* [Aim of the task]
Quote the records below in full, exactly as given, with the images taken out.

[Dataset records on visual material]
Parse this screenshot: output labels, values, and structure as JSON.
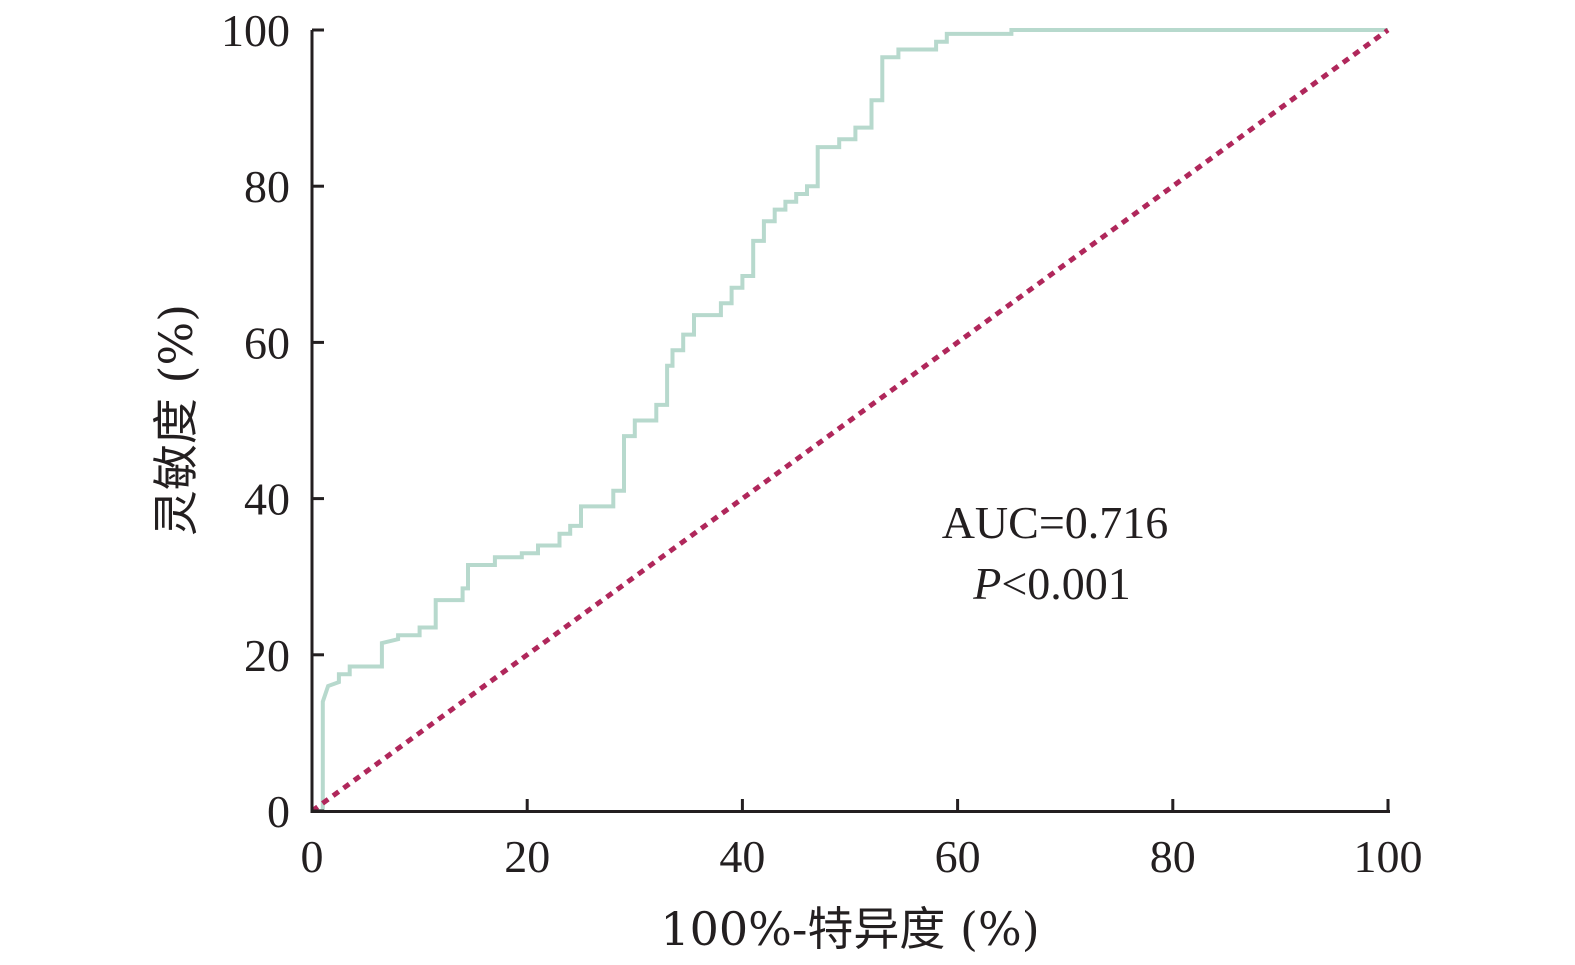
{
  "chart_data": {
    "type": "line",
    "title": "",
    "xlabel": "100%-特异度 (%)",
    "ylabel": "灵敏度 (%)",
    "xlim": [
      0,
      100
    ],
    "ylim": [
      0,
      100
    ],
    "xticks": [
      "0",
      "20",
      "40",
      "60",
      "80",
      "100"
    ],
    "yticks": [
      "0",
      "20",
      "40",
      "60",
      "80",
      "100"
    ],
    "grid": false,
    "legend": "none",
    "annotations": [
      {
        "italic": "",
        "text": "AUC=0.716"
      },
      {
        "italic": "P",
        "text": "<0.001"
      }
    ],
    "series": [
      {
        "color": "#b7d9cd",
        "style": "solid",
        "x": [
          0,
          1,
          1,
          1.5,
          2.5,
          2.5,
          3.5,
          3.5,
          6.5,
          6.5,
          8,
          8,
          10,
          10,
          11.5,
          11.5,
          14,
          14,
          14.5,
          14.5,
          17,
          17,
          19.5,
          19.5,
          21,
          21,
          23,
          23,
          24,
          24,
          25,
          25,
          28,
          28,
          29,
          29,
          30,
          30,
          32,
          32,
          33,
          33,
          33.5,
          33.5,
          34.5,
          34.5,
          35.5,
          35.5,
          38,
          38,
          39,
          39,
          40,
          40,
          41,
          41,
          42,
          42,
          43,
          43,
          44,
          44,
          45,
          45,
          46,
          46,
          47,
          47,
          49,
          49,
          50.5,
          50.5,
          52,
          52,
          53,
          53,
          54.5,
          54.5,
          58,
          58,
          59,
          59,
          65,
          65,
          100
        ],
        "y": [
          0,
          0,
          14,
          16,
          16.5,
          17.5,
          17.5,
          18.5,
          18.5,
          21.5,
          22,
          22.5,
          22.5,
          23.5,
          23.5,
          27,
          27,
          28.5,
          28.5,
          31.5,
          31.5,
          32.5,
          32.5,
          33,
          33,
          34,
          34,
          35.5,
          35.5,
          36.5,
          36.5,
          39,
          39,
          41,
          41,
          48,
          48,
          50,
          50,
          52,
          52,
          57,
          57,
          59,
          59,
          61,
          61,
          63.5,
          63.5,
          65,
          65,
          67,
          67,
          68.5,
          68.5,
          73,
          73,
          75.5,
          75.5,
          77,
          77,
          78,
          78,
          79,
          79,
          80,
          80,
          85,
          85,
          86,
          86,
          87.5,
          87.5,
          91,
          91,
          96.5,
          96.5,
          97.5,
          97.5,
          98.5,
          98.5,
          99.5,
          99.5,
          100,
          100
        ]
      },
      {
        "color": "#b0275b",
        "style": "dashed",
        "x": [
          0,
          100
        ],
        "y": [
          0,
          100
        ]
      }
    ]
  }
}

* [Reply]
Parse this screenshot: output labels, values, and structure as JSON.
{
  "chart_data": {
    "type": "line",
    "title": "",
    "xlabel": "100%-特异度 (%)",
    "ylabel": "灵敏度 (%)",
    "xlim": [
      0,
      100
    ],
    "ylim": [
      0,
      100
    ],
    "xticks": [
      "0",
      "20",
      "40",
      "60",
      "80",
      "100"
    ],
    "yticks": [
      "0",
      "20",
      "40",
      "60",
      "80",
      "100"
    ],
    "grid": false,
    "legend": "none",
    "annotations": [
      {
        "italic": "",
        "text": "AUC=0.716"
      },
      {
        "italic": "P",
        "text": "<0.001"
      }
    ],
    "series": [
      {
        "color": "#b7d9cd",
        "style": "solid",
        "x": [
          0,
          1,
          1,
          1.5,
          2.5,
          2.5,
          3.5,
          3.5,
          6.5,
          6.5,
          8,
          8,
          10,
          10,
          11.5,
          11.5,
          14,
          14,
          14.5,
          14.5,
          17,
          17,
          19.5,
          19.5,
          21,
          21,
          23,
          23,
          24,
          24,
          25,
          25,
          28,
          28,
          29,
          29,
          30,
          30,
          32,
          32,
          33,
          33,
          33.5,
          33.5,
          34.5,
          34.5,
          35.5,
          35.5,
          38,
          38,
          39,
          39,
          40,
          40,
          41,
          41,
          42,
          42,
          43,
          43,
          44,
          44,
          45,
          45,
          46,
          46,
          47,
          47,
          49,
          49,
          50.5,
          50.5,
          52,
          52,
          53,
          53,
          54.5,
          54.5,
          58,
          58,
          59,
          59,
          65,
          65,
          100
        ],
        "y": [
          0,
          0,
          14,
          16,
          16.5,
          17.5,
          17.5,
          18.5,
          18.5,
          21.5,
          22,
          22.5,
          22.5,
          23.5,
          23.5,
          27,
          27,
          28.5,
          28.5,
          31.5,
          31.5,
          32.5,
          32.5,
          33,
          33,
          34,
          34,
          35.5,
          35.5,
          36.5,
          36.5,
          39,
          39,
          41,
          41,
          48,
          48,
          50,
          50,
          52,
          52,
          57,
          57,
          59,
          59,
          61,
          61,
          63.5,
          63.5,
          65,
          65,
          67,
          67,
          68.5,
          68.5,
          73,
          73,
          75.5,
          75.5,
          77,
          77,
          78,
          78,
          79,
          79,
          80,
          80,
          85,
          85,
          86,
          86,
          87.5,
          87.5,
          91,
          91,
          96.5,
          96.5,
          97.5,
          97.5,
          98.5,
          98.5,
          99.5,
          99.5,
          100,
          100
        ]
      },
      {
        "color": "#b0275b",
        "style": "dashed",
        "x": [
          0,
          100
        ],
        "y": [
          0,
          100
        ]
      }
    ]
  }
}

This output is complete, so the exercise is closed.